__Data for the task__:
####################
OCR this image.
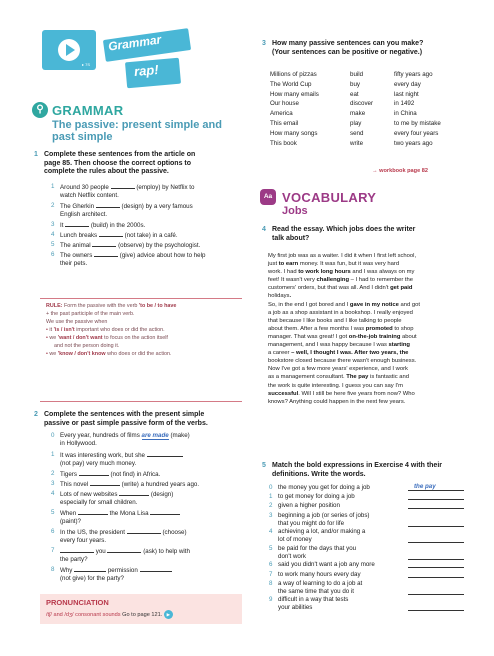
▸ 7S
Grammar
rap!
⚲ GRAMMAR
The passive: present simple and
past simple
1 Complete these sentences from the article on
page 85. Then choose the correct options to
complete the rules about the passive.
1 Around 30 people	(employ) by Netflix to
watch Netflix content.
2 The Gherkin	(design) by a very famous
English architect.
3 It	(build) in the 2000s.
4 Lunch breaks	(not take) in a café.
5 The animal	(observe) by the psychologist.
6 The owners	(give) advice about how to help
their pets.
RULE: Form the passive with the verb 'to be / to have
+ the past participle of the main verb.
We use the passive when
• it 'is / isn't important who does or did the action.
• we 'want / don't want to focus on the action itself
and not the person doing it.
• we 'know / don't know who does or did the action.
2 Complete the sentences with the present simple
passive or past simple passive form of the verbs.
0 Every year, hundreds of films are made (make)
in Hollywood.
1 It was interesting work, but she
(not pay) very much money.
2 Tigers	(not find) in Africa.
3 This novel	(write) a hundred years ago.
4 Lots of new websites	(design)
especially for small children.
5 When	the Mona Lisa
(paint)?
6 In the US, the president	(choose)
every four years.
7	you	(ask) to help with
the party?
8 Why	permission
(not give) for the party?
PRONUNCIATION
/tʃ/ and /dʒ/ consonant sounds Go to page 121. ▶
3 How many passive sentences can you make?
(Your sentences can be positive or negative.)
Millions of pizzas	build	fifty years ago
The World Cup	buy	every day
How many emails	eat	last night
Our house	discover	in 1492
America	make	in China
This email	play	to me by mistake
How many songs	send	every four years
This book	write	two years ago
→ workbook page 82
Aa VOCABULARY
Jobs
4 Read the essay. Which jobs does the writer
talk about?

My first job was as a waiter. I did it when I first left school,
just to earn money. It was fun, but it was very hard
work. I had to work long hours and I was always on my
feet! It wasn't very challenging – I had to remember the
customers' orders, but that was all. And I didn't get paid
holidays.

So, in the end I got bored and I gave in my notice and got
a job as a shop assistant in a bookshop. I really enjoyed
that because I like books and I like talking to people
about them. After a few months I was promoted to shop
manager. That was great! I got on-the-job training about
management, and I was happy because I was starting
a career – well, I thought I was. After two years, the
bookstore closed because there wasn't enough business.
Now I've got a few more years' experience, and I work
as a management consultant. The pay is fantastic and
the work is quite interesting. I guess you can say I'm
successful. Will I still be here five years from now? Who
knows? Anything could happen in the next few years.

5 Match the bold expressions in Exercise 4 with their
definitions. Write the words.
0 the money you get for doing a job	the pay
1 to get money for doing a job
2 given a higher position
3 beginning a job (or series of jobs)
that you might do for life
4 achieving a lot, and/or making a
lot of money
5 be paid for the days that you
don't work
6 said you didn't want a job any more
7 to work many hours every day
8 a way of learning to do a job at
the same time that you do it
9 difficult in a way that tests
your abilities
####################
__Short exercise__:
Extract the full listing exactly, with the pictures left out.

__Exercise response__:
OCR this image.
▸ 7S
Grammar
rap!
⚲ GRAMMAR
The passive: present simple and
past simple
1 Complete these sentences from the article on
page 85. Then choose the correct options to
complete the rules about the passive.
1 Around 30 people	(employ) by Netflix to
watch Netflix content.
2 The Gherkin	(design) by a very famous
English architect.
3 It	(build) in the 2000s.
4 Lunch breaks	(not take) in a café.
5 The animal	(observe) by the psychologist.
6 The owners	(give) advice about how to help
their pets.
RULE: Form the passive with the verb 'to be / to have
+ the past participle of the main verb.
We use the passive when
• it 'is / isn't important who does or did the action.
• we 'want / don't want to focus on the action itself
and not the person doing it.
• we 'know / don't know who does or did the action.
2 Complete the sentences with the present simple
passive or past simple passive form of the verbs.
0 Every year, hundreds of films are made (make)
in Hollywood.
1 It was interesting work, but she
(not pay) very much money.
2 Tigers	(not find) in Africa.
3 This novel	(write) a hundred years ago.
4 Lots of new websites	(design)
especially for small children.
5 When	the Mona Lisa
(paint)?
6 In the US, the president	(choose)
every four years.
7	you	(ask) to help with
the party?
8 Why	permission
(not give) for the party?
PRONUNCIATION
/tʃ/ and /dʒ/ consonant sounds Go to page 121. ▶
3 How many passive sentences can you make?
(Your sentences can be positive or negative.)
Millions of pizzas	build	fifty years ago
The World Cup	buy	every day
How many emails	eat	last night
Our house	discover	in 1492
America	make	in China
This email	play	to me by mistake
How many songs	send	every four years
This book	write	two years ago
→ workbook page 82
Aa VOCABULARY
Jobs
4 Read the essay. Which jobs does the writer
talk about?

My first job was as a waiter. I did it when I first left school,
just to earn money. It was fun, but it was very hard
work. I had to work long hours and I was always on my
feet! It wasn't very challenging – I had to remember the
customers' orders, but that was all. And I didn't get paid
holidays.

So, in the end I got bored and I gave in my notice and got
a job as a shop assistant in a bookshop. I really enjoyed
that because I like books and I like talking to people
about them. After a few months I was promoted to shop
manager. That was great! I got on-the-job training about
management, and I was happy because I was starting
a career – well, I thought I was. After two years, the
bookstore closed because there wasn't enough business.
Now I've got a few more years' experience, and I work
as a management consultant. The pay is fantastic and
the work is quite interesting. I guess you can say I'm
successful. Will I still be here five years from now? Who
knows? Anything could happen in the next few years.

5 Match the bold expressions in Exercise 4 with their
definitions. Write the words.
0 the money you get for doing a job	the pay
1 to get money for doing a job
2 given a higher position
3 beginning a job (or series of jobs)
that you might do for life
4 achieving a lot, and/or making a
lot of money
5 be paid for the days that you
don't work
6 said you didn't want a job any more
7 to work many hours every day
8 a way of learning to do a job at
the same time that you do it
9 difficult in a way that tests
your abilities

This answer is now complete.